*** Material for the task

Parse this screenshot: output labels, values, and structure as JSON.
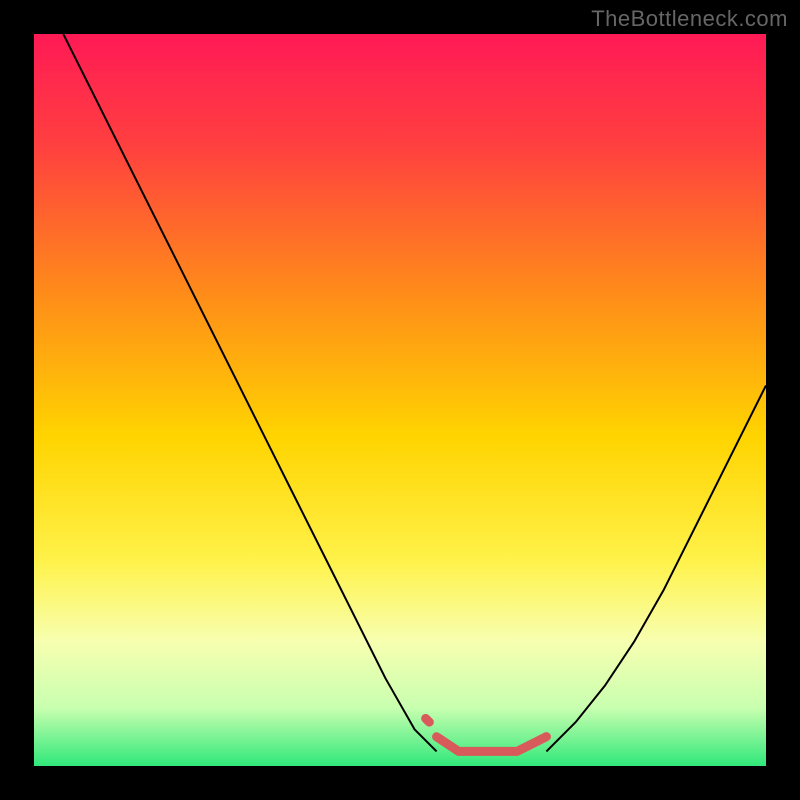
{
  "watermark": "TheBottleneck.com",
  "chart_data": {
    "type": "line",
    "title": "",
    "xlabel": "",
    "ylabel": "",
    "xlim": [
      0,
      100
    ],
    "ylim": [
      0,
      100
    ],
    "grid": false,
    "legend": false,
    "gradient_stops": [
      {
        "pct": 0,
        "color": "#ff1a55"
      },
      {
        "pct": 15,
        "color": "#ff3f40"
      },
      {
        "pct": 35,
        "color": "#ff8a1a"
      },
      {
        "pct": 55,
        "color": "#ffd400"
      },
      {
        "pct": 72,
        "color": "#fff24a"
      },
      {
        "pct": 83,
        "color": "#f7ffb0"
      },
      {
        "pct": 92,
        "color": "#c9ffb0"
      },
      {
        "pct": 100,
        "color": "#30e87a"
      }
    ],
    "series": [
      {
        "name": "curve-left",
        "stroke": "#000000",
        "stroke_width": 2,
        "x": [
          4,
          8,
          12,
          16,
          20,
          24,
          28,
          32,
          36,
          40,
          44,
          48,
          52,
          55
        ],
        "y": [
          100,
          92,
          84,
          76,
          68,
          60,
          52,
          44,
          36,
          28,
          20,
          12,
          5,
          2
        ]
      },
      {
        "name": "curve-right",
        "stroke": "#000000",
        "stroke_width": 2,
        "x": [
          70,
          74,
          78,
          82,
          86,
          90,
          94,
          98,
          100
        ],
        "y": [
          2,
          6,
          11,
          17,
          24,
          32,
          40,
          48,
          52
        ]
      },
      {
        "name": "highlight-band",
        "stroke": "#d85a5a",
        "stroke_width": 9,
        "caps": "round",
        "x": [
          55,
          58,
          62,
          66,
          70
        ],
        "y": [
          4,
          2,
          2,
          2,
          4
        ]
      },
      {
        "name": "highlight-dot",
        "stroke": "#d85a5a",
        "stroke_width": 9,
        "caps": "round",
        "x": [
          53.5,
          54
        ],
        "y": [
          6.5,
          6
        ]
      }
    ]
  }
}
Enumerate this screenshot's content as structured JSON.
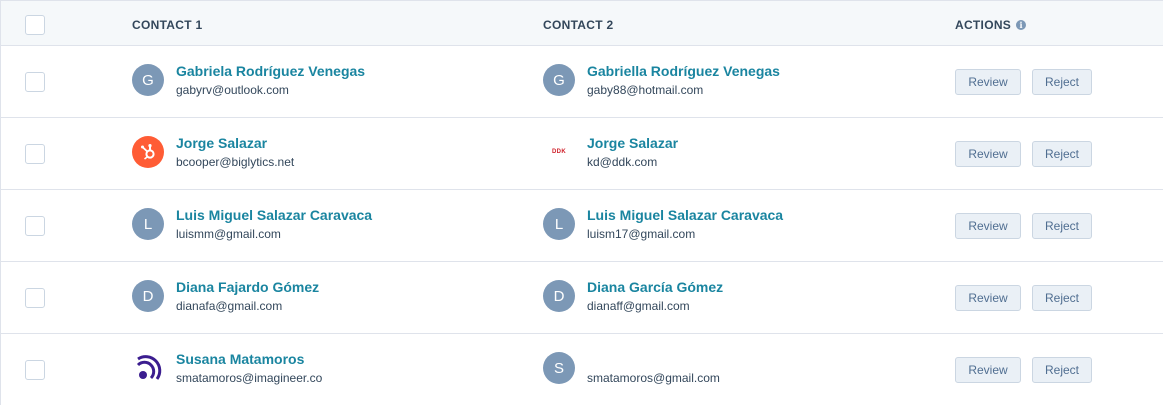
{
  "header": {
    "contact1": "CONTACT 1",
    "contact2": "CONTACT 2",
    "actions": "ACTIONS",
    "actions_info_icon": "i"
  },
  "rows": [
    {
      "c1": {
        "avatar_letter": "G",
        "name": "Gabriela Rodríguez Venegas",
        "email": "gabyrv@outlook.com"
      },
      "c2": {
        "avatar_letter": "G",
        "name": "Gabriella Rodríguez Venegas",
        "email": "gaby88@hotmail.com"
      },
      "review": "Review",
      "reject": "Reject"
    },
    {
      "c1": {
        "avatar_letter": "",
        "avatar_icon": "hubspot-logo-icon",
        "name": "Jorge Salazar",
        "email": "bcooper@biglytics.net"
      },
      "c2": {
        "avatar_letter": "",
        "avatar_icon": "ddk-logo-icon",
        "logo_text": "DDK",
        "name": "Jorge Salazar",
        "email": "kd@ddk.com"
      },
      "review": "Review",
      "reject": "Reject"
    },
    {
      "c1": {
        "avatar_letter": "L",
        "name": "Luis Miguel Salazar Caravaca",
        "email": "luismm@gmail.com"
      },
      "c2": {
        "avatar_letter": "L",
        "name": "Luis Miguel Salazar Caravaca",
        "email": "luism17@gmail.com"
      },
      "review": "Review",
      "reject": "Reject"
    },
    {
      "c1": {
        "avatar_letter": "D",
        "name": "Diana Fajardo Gómez",
        "email": "dianafa@gmail.com"
      },
      "c2": {
        "avatar_letter": "D",
        "name": "Diana García Gómez",
        "email": "dianaff@gmail.com"
      },
      "review": "Review",
      "reject": "Reject"
    },
    {
      "c1": {
        "avatar_letter": "",
        "avatar_icon": "imagineer-logo-icon",
        "name": "Susana Matamoros",
        "email": "smatamoros@imagineer.co"
      },
      "c2": {
        "avatar_letter": "S",
        "name": "",
        "email": "smatamoros@gmail.com"
      },
      "review": "Review",
      "reject": "Reject"
    }
  ],
  "colors": {
    "link": "#1a85a0",
    "avatar": "#7c98b6",
    "hubspot": "#ff5c35",
    "header_bg": "#f5f8fa",
    "border": "#dfe3eb"
  }
}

******

▶ [Your objective]: What comes back should match the records exactly, minus any pictures.

▶ [Solution]:
Parse this screenshot: output labels, values, and structure as JSON.
{
  "watermark": "TheBottleneck.com",
  "chart_data": {
    "type": "line",
    "title": "",
    "xlabel": "",
    "ylabel": "",
    "xlim": [
      0,
      100
    ],
    "ylim": [
      0,
      100
    ],
    "grid": false,
    "legend": false,
    "gradient_stops": [
      {
        "pct": 0,
        "color": "#ff1a55"
      },
      {
        "pct": 15,
        "color": "#ff3f40"
      },
      {
        "pct": 35,
        "color": "#ff8a1a"
      },
      {
        "pct": 55,
        "color": "#ffd400"
      },
      {
        "pct": 72,
        "color": "#fff24a"
      },
      {
        "pct": 83,
        "color": "#f7ffb0"
      },
      {
        "pct": 92,
        "color": "#c9ffb0"
      },
      {
        "pct": 100,
        "color": "#30e87a"
      }
    ],
    "series": [
      {
        "name": "curve-left",
        "stroke": "#000000",
        "stroke_width": 2,
        "x": [
          4,
          8,
          12,
          16,
          20,
          24,
          28,
          32,
          36,
          40,
          44,
          48,
          52,
          55
        ],
        "y": [
          100,
          92,
          84,
          76,
          68,
          60,
          52,
          44,
          36,
          28,
          20,
          12,
          5,
          2
        ]
      },
      {
        "name": "curve-right",
        "stroke": "#000000",
        "stroke_width": 2,
        "x": [
          70,
          74,
          78,
          82,
          86,
          90,
          94,
          98,
          100
        ],
        "y": [
          2,
          6,
          11,
          17,
          24,
          32,
          40,
          48,
          52
        ]
      },
      {
        "name": "highlight-band",
        "stroke": "#d85a5a",
        "stroke_width": 9,
        "caps": "round",
        "x": [
          55,
          58,
          62,
          66,
          70
        ],
        "y": [
          4,
          2,
          2,
          2,
          4
        ]
      },
      {
        "name": "highlight-dot",
        "stroke": "#d85a5a",
        "stroke_width": 9,
        "caps": "round",
        "x": [
          53.5,
          54
        ],
        "y": [
          6.5,
          6
        ]
      }
    ]
  }
}
Enumerate this screenshot's content as structured JSON.
{
  "header": {
    "contact1": "CONTACT 1",
    "contact2": "CONTACT 2",
    "actions": "ACTIONS",
    "actions_info_icon": "i"
  },
  "rows": [
    {
      "c1": {
        "avatar_letter": "G",
        "name": "Gabriela Rodríguez Venegas",
        "email": "gabyrv@outlook.com"
      },
      "c2": {
        "avatar_letter": "G",
        "name": "Gabriella Rodríguez Venegas",
        "email": "gaby88@hotmail.com"
      },
      "review": "Review",
      "reject": "Reject"
    },
    {
      "c1": {
        "avatar_letter": "",
        "avatar_icon": "hubspot-logo-icon",
        "name": "Jorge Salazar",
        "email": "bcooper@biglytics.net"
      },
      "c2": {
        "avatar_letter": "",
        "avatar_icon": "ddk-logo-icon",
        "logo_text": "DDK",
        "name": "Jorge Salazar",
        "email": "kd@ddk.com"
      },
      "review": "Review",
      "reject": "Reject"
    },
    {
      "c1": {
        "avatar_letter": "L",
        "name": "Luis Miguel Salazar Caravaca",
        "email": "luismm@gmail.com"
      },
      "c2": {
        "avatar_letter": "L",
        "name": "Luis Miguel Salazar Caravaca",
        "email": "luism17@gmail.com"
      },
      "review": "Review",
      "reject": "Reject"
    },
    {
      "c1": {
        "avatar_letter": "D",
        "name": "Diana Fajardo Gómez",
        "email": "dianafa@gmail.com"
      },
      "c2": {
        "avatar_letter": "D",
        "name": "Diana García Gómez",
        "email": "dianaff@gmail.com"
      },
      "review": "Review",
      "reject": "Reject"
    },
    {
      "c1": {
        "avatar_letter": "",
        "avatar_icon": "imagineer-logo-icon",
        "name": "Susana Matamoros",
        "email": "smatamoros@imagineer.co"
      },
      "c2": {
        "avatar_letter": "S",
        "name": "",
        "email": "smatamoros@gmail.com"
      },
      "review": "Review",
      "reject": "Reject"
    }
  ],
  "colors": {
    "link": "#1a85a0",
    "avatar": "#7c98b6",
    "hubspot": "#ff5c35",
    "header_bg": "#f5f8fa",
    "border": "#dfe3eb"
  }
}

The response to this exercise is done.